EXERCISE GOAL:
Copy the items word for word, from the line that contains "what elements are" to the line that contains "tab-label: 发现 bbox=[253, 908, 287, 924]", including both of those lines.

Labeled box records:
⟨

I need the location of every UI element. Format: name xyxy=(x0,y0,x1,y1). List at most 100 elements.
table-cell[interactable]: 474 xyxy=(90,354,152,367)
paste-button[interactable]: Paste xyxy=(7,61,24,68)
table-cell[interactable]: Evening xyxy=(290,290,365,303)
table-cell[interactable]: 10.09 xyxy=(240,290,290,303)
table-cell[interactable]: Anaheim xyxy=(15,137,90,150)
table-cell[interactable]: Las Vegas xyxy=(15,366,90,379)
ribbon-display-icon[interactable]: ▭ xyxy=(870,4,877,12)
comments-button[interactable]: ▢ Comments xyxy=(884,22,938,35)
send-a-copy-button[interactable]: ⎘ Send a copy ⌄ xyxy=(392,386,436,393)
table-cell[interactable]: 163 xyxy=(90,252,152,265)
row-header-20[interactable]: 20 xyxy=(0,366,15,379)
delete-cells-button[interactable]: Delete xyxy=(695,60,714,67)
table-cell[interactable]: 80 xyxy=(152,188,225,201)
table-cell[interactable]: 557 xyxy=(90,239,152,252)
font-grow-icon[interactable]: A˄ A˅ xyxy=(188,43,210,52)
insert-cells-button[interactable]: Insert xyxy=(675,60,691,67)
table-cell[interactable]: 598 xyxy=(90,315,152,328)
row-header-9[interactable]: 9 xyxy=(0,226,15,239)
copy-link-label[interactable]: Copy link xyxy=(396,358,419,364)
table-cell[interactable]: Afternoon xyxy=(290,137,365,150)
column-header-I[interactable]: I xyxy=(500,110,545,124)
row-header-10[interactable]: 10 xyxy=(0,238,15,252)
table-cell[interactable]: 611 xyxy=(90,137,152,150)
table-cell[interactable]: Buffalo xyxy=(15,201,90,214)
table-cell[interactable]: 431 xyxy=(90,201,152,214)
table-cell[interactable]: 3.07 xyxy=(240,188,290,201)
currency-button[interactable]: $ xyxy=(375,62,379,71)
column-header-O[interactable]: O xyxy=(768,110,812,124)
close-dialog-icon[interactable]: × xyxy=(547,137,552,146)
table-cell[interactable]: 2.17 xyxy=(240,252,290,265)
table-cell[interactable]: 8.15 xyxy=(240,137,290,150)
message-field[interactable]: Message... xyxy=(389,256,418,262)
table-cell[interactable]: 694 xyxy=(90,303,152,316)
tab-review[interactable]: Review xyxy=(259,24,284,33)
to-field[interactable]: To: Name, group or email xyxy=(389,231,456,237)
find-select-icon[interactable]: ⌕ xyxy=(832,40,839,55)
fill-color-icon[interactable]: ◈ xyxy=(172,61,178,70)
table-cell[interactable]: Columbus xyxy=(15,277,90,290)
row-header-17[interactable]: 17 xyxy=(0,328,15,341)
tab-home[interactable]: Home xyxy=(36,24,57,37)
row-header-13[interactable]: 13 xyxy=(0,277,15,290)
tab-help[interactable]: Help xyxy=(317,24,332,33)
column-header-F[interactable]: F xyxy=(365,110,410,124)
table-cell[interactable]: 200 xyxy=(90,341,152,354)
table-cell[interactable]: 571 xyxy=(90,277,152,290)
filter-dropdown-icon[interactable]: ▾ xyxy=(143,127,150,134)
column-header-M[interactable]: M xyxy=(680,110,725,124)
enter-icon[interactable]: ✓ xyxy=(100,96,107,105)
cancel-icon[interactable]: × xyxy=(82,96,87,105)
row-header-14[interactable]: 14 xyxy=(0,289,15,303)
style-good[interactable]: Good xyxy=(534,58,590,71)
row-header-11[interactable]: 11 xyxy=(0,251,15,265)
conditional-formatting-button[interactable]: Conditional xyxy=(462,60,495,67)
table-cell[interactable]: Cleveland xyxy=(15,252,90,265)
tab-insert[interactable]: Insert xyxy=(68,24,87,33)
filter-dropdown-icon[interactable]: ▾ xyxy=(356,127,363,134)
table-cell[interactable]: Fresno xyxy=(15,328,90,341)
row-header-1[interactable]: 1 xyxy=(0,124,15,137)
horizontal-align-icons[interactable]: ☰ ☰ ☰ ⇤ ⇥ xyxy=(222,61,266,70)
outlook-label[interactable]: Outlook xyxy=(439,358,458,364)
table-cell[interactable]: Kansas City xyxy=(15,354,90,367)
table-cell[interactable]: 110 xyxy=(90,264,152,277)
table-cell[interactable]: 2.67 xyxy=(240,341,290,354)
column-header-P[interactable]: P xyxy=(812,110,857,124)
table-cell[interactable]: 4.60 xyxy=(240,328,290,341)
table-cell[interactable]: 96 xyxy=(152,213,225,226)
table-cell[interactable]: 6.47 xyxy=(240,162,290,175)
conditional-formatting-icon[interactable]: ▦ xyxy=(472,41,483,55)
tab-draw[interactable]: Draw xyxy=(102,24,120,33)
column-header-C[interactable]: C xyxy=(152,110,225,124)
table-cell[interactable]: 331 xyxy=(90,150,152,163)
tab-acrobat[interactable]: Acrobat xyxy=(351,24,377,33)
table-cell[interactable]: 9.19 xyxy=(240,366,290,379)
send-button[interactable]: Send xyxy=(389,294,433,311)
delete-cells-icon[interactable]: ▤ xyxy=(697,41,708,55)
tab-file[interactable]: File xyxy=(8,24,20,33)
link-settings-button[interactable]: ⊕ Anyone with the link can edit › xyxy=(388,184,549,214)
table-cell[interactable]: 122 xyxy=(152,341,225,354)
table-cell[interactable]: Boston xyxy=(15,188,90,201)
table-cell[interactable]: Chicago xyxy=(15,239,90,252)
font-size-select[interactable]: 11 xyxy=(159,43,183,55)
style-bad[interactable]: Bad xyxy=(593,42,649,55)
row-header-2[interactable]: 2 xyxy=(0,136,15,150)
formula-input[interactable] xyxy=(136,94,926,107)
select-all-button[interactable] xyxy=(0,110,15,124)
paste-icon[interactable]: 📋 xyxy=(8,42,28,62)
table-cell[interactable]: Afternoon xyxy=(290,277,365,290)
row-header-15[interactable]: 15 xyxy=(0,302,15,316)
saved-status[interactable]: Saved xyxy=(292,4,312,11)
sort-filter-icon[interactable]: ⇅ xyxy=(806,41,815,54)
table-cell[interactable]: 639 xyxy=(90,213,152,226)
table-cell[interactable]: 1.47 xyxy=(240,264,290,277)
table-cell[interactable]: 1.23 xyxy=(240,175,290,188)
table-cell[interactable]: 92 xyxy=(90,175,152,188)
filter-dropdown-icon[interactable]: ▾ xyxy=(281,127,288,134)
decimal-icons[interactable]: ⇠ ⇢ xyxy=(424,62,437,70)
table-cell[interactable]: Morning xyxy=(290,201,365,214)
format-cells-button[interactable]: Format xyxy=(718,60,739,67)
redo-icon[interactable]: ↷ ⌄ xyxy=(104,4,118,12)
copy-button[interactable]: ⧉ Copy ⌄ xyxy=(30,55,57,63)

⟩
⟨

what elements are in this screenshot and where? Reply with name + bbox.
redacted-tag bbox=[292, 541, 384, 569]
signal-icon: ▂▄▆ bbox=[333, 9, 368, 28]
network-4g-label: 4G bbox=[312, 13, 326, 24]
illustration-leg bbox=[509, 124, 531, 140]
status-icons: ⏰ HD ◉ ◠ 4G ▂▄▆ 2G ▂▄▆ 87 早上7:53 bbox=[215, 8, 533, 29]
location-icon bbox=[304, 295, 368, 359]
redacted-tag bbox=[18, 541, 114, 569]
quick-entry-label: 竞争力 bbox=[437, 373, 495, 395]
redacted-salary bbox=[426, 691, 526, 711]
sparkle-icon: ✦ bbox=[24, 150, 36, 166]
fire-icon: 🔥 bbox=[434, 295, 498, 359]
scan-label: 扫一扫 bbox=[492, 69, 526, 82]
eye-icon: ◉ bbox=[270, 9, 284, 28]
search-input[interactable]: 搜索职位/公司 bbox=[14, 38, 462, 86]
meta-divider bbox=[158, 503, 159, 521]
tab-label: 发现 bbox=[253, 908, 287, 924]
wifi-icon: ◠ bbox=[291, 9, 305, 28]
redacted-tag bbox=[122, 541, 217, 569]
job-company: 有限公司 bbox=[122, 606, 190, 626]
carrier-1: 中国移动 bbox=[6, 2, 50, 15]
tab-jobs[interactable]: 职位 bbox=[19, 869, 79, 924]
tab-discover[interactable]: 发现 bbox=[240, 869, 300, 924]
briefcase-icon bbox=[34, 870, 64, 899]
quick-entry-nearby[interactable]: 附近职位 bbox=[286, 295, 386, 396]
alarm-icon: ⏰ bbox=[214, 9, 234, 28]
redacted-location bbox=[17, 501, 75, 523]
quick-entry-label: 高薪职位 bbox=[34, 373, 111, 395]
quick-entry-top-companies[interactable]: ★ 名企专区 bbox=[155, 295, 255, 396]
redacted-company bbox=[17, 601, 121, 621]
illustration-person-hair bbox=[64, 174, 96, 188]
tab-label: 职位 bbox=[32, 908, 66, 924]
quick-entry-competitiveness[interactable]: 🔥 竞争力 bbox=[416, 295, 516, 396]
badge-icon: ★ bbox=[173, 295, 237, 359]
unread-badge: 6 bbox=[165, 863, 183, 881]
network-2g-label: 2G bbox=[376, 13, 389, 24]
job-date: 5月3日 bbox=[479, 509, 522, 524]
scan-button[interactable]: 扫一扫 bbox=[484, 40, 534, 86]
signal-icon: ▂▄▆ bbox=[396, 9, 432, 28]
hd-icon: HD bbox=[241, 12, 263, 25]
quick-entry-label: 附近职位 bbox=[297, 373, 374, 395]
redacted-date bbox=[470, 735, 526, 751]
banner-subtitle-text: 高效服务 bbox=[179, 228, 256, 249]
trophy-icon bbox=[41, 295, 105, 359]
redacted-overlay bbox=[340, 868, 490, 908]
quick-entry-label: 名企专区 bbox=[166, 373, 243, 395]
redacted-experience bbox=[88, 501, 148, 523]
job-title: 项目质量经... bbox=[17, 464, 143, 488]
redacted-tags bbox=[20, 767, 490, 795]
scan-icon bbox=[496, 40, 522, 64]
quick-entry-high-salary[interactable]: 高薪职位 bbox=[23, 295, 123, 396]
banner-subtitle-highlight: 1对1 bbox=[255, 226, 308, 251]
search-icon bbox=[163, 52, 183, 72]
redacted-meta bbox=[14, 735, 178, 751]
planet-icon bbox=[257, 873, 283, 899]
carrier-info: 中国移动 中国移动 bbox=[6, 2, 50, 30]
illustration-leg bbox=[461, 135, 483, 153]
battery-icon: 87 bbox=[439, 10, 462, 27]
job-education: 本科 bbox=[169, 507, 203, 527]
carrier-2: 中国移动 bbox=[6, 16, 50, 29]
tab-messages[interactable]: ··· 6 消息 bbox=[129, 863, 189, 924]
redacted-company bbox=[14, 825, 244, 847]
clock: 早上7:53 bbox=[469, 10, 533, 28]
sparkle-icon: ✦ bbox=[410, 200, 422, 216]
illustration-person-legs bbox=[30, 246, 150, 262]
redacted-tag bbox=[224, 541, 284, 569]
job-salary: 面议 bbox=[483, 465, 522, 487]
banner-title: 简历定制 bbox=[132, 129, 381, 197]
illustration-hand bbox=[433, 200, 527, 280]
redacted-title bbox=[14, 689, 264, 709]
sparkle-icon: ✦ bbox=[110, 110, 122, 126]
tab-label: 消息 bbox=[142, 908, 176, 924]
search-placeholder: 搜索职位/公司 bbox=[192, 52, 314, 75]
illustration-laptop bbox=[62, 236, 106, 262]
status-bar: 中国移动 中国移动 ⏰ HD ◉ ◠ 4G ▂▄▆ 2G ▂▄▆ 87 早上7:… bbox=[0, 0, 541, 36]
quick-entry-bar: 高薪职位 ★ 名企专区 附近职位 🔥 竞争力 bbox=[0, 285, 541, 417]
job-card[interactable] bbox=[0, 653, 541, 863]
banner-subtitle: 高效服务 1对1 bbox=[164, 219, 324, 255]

⟩

COMPLETE ANSWER:
what elements are in this screenshot and where? Reply with name + bbox.
redacted-tag bbox=[292, 541, 384, 569]
signal-icon: ▂▄▆ bbox=[333, 9, 368, 28]
network-4g-label: 4G bbox=[312, 13, 326, 24]
illustration-leg bbox=[509, 124, 531, 140]
status-icons: ⏰ HD ◉ ◠ 4G ▂▄▆ 2G ▂▄▆ 87 早上7:53 bbox=[215, 8, 533, 29]
location-icon bbox=[304, 295, 368, 359]
redacted-tag bbox=[18, 541, 114, 569]
quick-entry-label: 竞争力 bbox=[437, 373, 495, 395]
redacted-salary bbox=[426, 691, 526, 711]
sparkle-icon: ✦ bbox=[24, 150, 36, 166]
fire-icon: 🔥 bbox=[434, 295, 498, 359]
scan-label: 扫一扫 bbox=[492, 69, 526, 82]
eye-icon: ◉ bbox=[270, 9, 284, 28]
search-input[interactable]: 搜索职位/公司 bbox=[14, 38, 462, 86]
meta-divider bbox=[158, 503, 159, 521]
tab-label: 发现 bbox=[253, 908, 287, 924]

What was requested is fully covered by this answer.